THE REQUEST
Check each line of the listing, and copy it if it contains the word "JSON".

<<<<

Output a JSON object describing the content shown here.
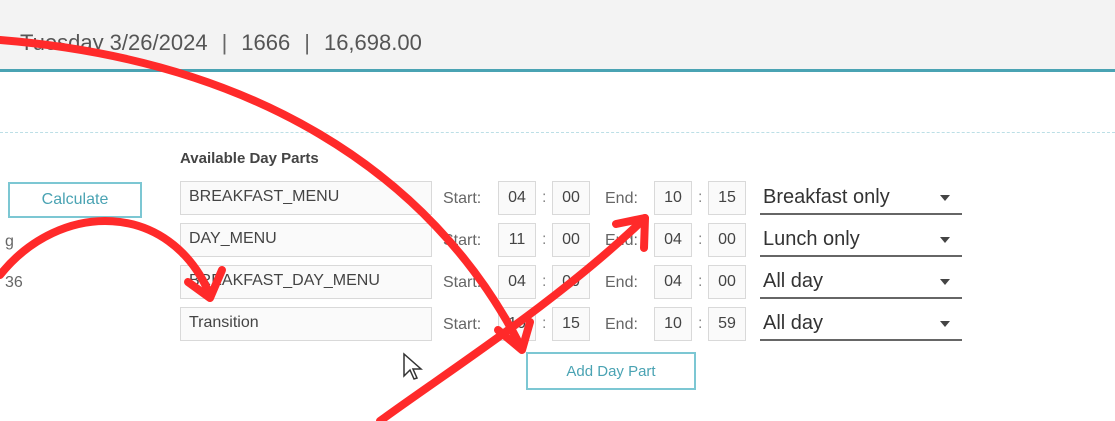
{
  "header": {
    "date": "Tuesday 3/26/2024",
    "count": "1666",
    "amount": "16,698.00"
  },
  "left_panel": {
    "calculate_label": "Calculate",
    "fragment_1": "g",
    "fragment_2": "36"
  },
  "day_parts": {
    "title": "Available Day Parts",
    "start_label": "Start:",
    "end_label": "End:",
    "rows": [
      {
        "name": "BREAKFAST_MENU",
        "start_h": "04",
        "start_m": "00",
        "end_h": "10",
        "end_m": "15",
        "mode": "Breakfast only"
      },
      {
        "name": "DAY_MENU",
        "start_h": "11",
        "start_m": "00",
        "end_h": "04",
        "end_m": "00",
        "mode": "Lunch only"
      },
      {
        "name": "BREAKFAST_DAY_MENU",
        "start_h": "04",
        "start_m": "00",
        "end_h": "04",
        "end_m": "00",
        "mode": "All day"
      },
      {
        "name": "Transition",
        "start_h": "10",
        "start_m": "15",
        "end_h": "10",
        "end_m": "59",
        "mode": "All day"
      }
    ],
    "add_label": "Add Day Part"
  },
  "colors": {
    "accent": "#4aa3b3",
    "annotation": "#ff2a2a"
  }
}
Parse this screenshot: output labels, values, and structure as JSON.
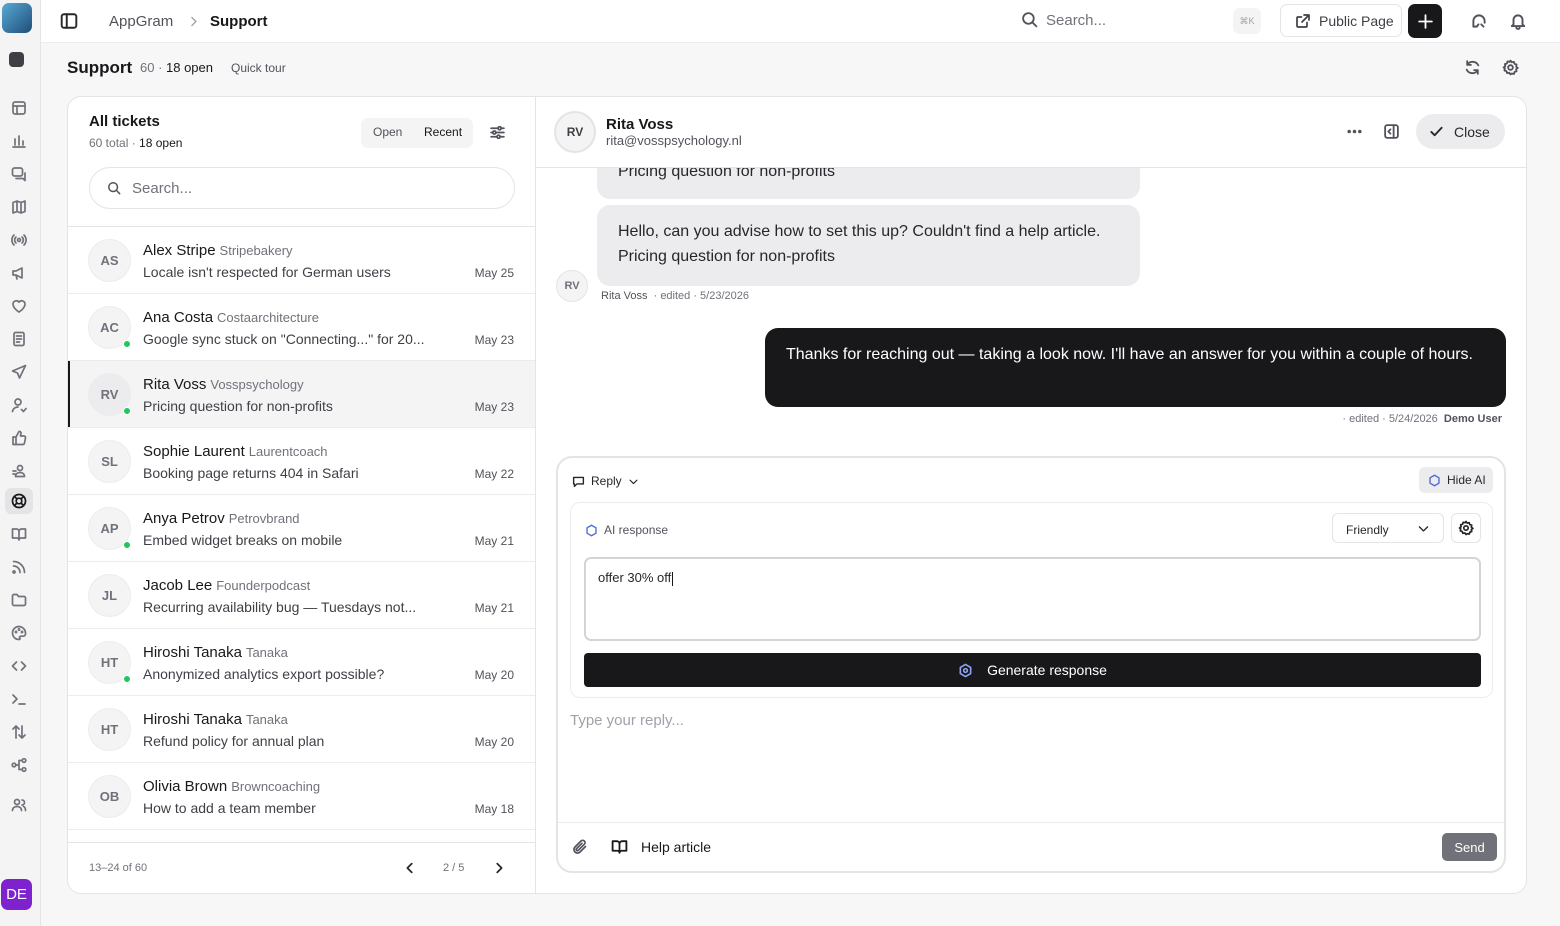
{
  "topbar": {
    "breadcrumb": [
      "AppGram",
      "Support"
    ],
    "search_placeholder": "Search...",
    "shortcut": "⌘K",
    "public_page_label": "Public Page"
  },
  "page": {
    "title": "Support",
    "count": "60 ·",
    "open": "18 open",
    "tour_label": "Quick tour"
  },
  "list": {
    "title": "All tickets",
    "total": "60 total ·",
    "open": "18 open",
    "seg_open": "Open",
    "seg_recent": "Recent",
    "search_placeholder": "Search...",
    "tickets": [
      {
        "initials": "AS",
        "name": "Alex Stripe",
        "company": "Stripebakery",
        "subject": "Locale isn't respected for German users",
        "date": "May 25",
        "online": false,
        "selected": false
      },
      {
        "initials": "AC",
        "name": "Ana Costa",
        "company": "Costaarchitecture",
        "subject": "Google sync stuck on \"Connecting...\" for 20...",
        "date": "May 23",
        "online": true,
        "selected": false
      },
      {
        "initials": "RV",
        "name": "Rita Voss",
        "company": "Vosspsychology",
        "subject": "Pricing question for non-profits",
        "date": "May 23",
        "online": true,
        "selected": true
      },
      {
        "initials": "SL",
        "name": "Sophie Laurent",
        "company": "Laurentcoach",
        "subject": "Booking page returns 404 in Safari",
        "date": "May 22",
        "online": false,
        "selected": false
      },
      {
        "initials": "AP",
        "name": "Anya Petrov",
        "company": "Petrovbrand",
        "subject": "Embed widget breaks on mobile",
        "date": "May 21",
        "online": true,
        "selected": false
      },
      {
        "initials": "JL",
        "name": "Jacob Lee",
        "company": "Founderpodcast",
        "subject": "Recurring availability bug — Tuesdays not...",
        "date": "May 21",
        "online": false,
        "selected": false
      },
      {
        "initials": "HT",
        "name": "Hiroshi Tanaka",
        "company": "Tanaka",
        "subject": "Anonymized analytics export possible?",
        "date": "May 20",
        "online": true,
        "selected": false
      },
      {
        "initials": "HT",
        "name": "Hiroshi Tanaka",
        "company": "Tanaka",
        "subject": "Refund policy for annual plan",
        "date": "May 20",
        "online": false,
        "selected": false
      },
      {
        "initials": "OB",
        "name": "Olivia Brown",
        "company": "Browncoaching",
        "subject": "How to add a team member",
        "date": "May 18",
        "online": false,
        "selected": false
      }
    ],
    "range": "13–24 of 60",
    "page": "2 / 5"
  },
  "conversation": {
    "contact_initials": "RV",
    "contact_name": "Rita Voss",
    "contact_email": "rita@vosspsychology.nl",
    "close_label": "Close",
    "msg_partial": "Pricing question for non-profits",
    "msg_text": "Hello, can you advise how to set this up? Couldn't find a help article. Pricing question for non-profits",
    "msg_meta_author": "Rita Voss",
    "msg_meta_rest": "· edited · 5/23/2026",
    "reply_text": "Thanks for reaching out — taking a look now. I'll have an answer for you within a couple of hours.",
    "reply_meta_rest": "· edited · 5/24/2026",
    "reply_meta_author": "Demo User"
  },
  "composer": {
    "mode_label": "Reply",
    "hide_ai_label": "Hide AI",
    "ai_label": "AI response",
    "tone": "Friendly",
    "ai_prompt": "offer 30% off",
    "generate_label": "Generate response",
    "reply_placeholder": "Type your reply...",
    "help_article_label": "Help article",
    "send_label": "Send"
  },
  "user": {
    "initials": "DE"
  },
  "colors": {
    "accent": "#18181b",
    "online": "#22c55e",
    "avatar": "#7e22ce"
  }
}
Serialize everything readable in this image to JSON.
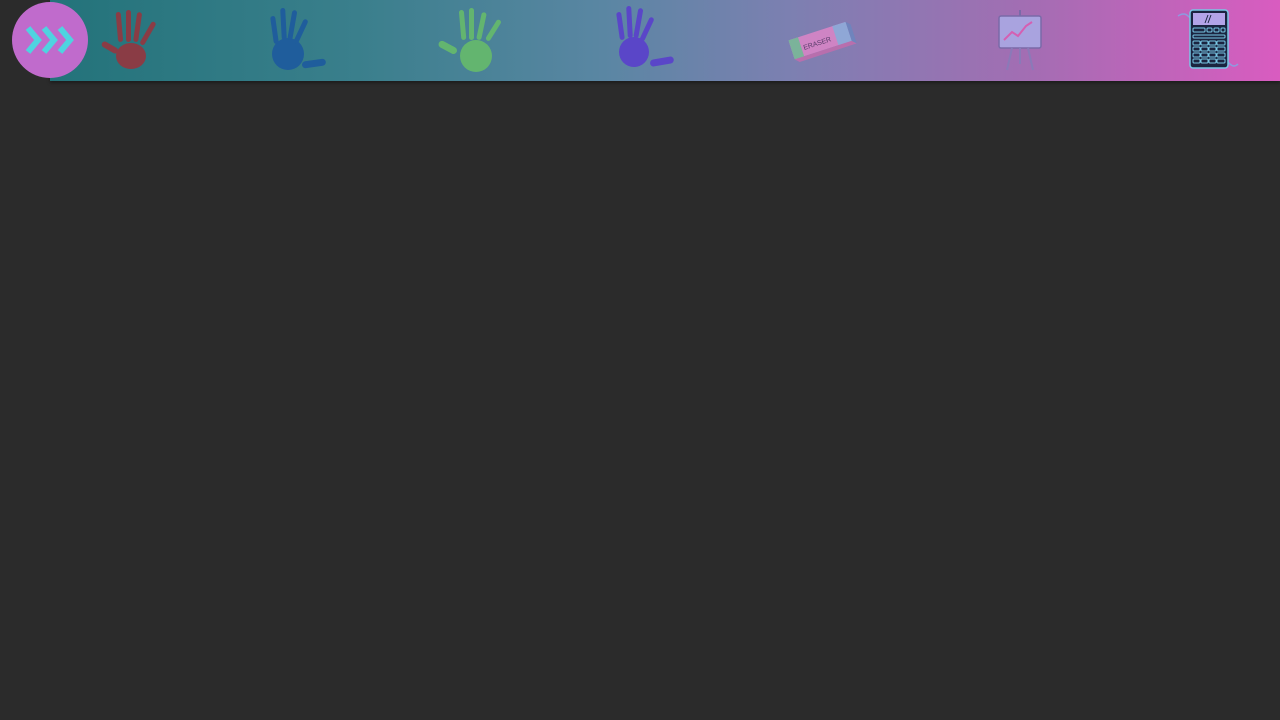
{
  "toolbar": {
    "expand_button_icon": "triple-chevron-right-icon",
    "tools": [
      {
        "name": "red-handprint",
        "icon": "hand-icon",
        "color": "#8a3c45"
      },
      {
        "name": "blue-handprint",
        "icon": "hand-icon",
        "color": "#1f5d9c"
      },
      {
        "name": "green-handprint",
        "icon": "hand-icon",
        "color": "#63b56f"
      },
      {
        "name": "purple-handprint",
        "icon": "hand-icon",
        "color": "#5a46c8"
      },
      {
        "name": "eraser",
        "icon": "eraser-icon",
        "label": "ERASER"
      },
      {
        "name": "chart-easel",
        "icon": "easel-chart-icon"
      },
      {
        "name": "calculator",
        "icon": "calculator-icon"
      }
    ]
  },
  "colors": {
    "background": "#2b2b2b",
    "expand_button": "#c06bcc",
    "chevron": "#4fd3e0"
  }
}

>>>>

EXERCISE RESULT
Output a JSON object describing the content shown here.
Parse this screenshot: output labels, values, and structure as JSON.
Serialize everything readable in this image to JSON.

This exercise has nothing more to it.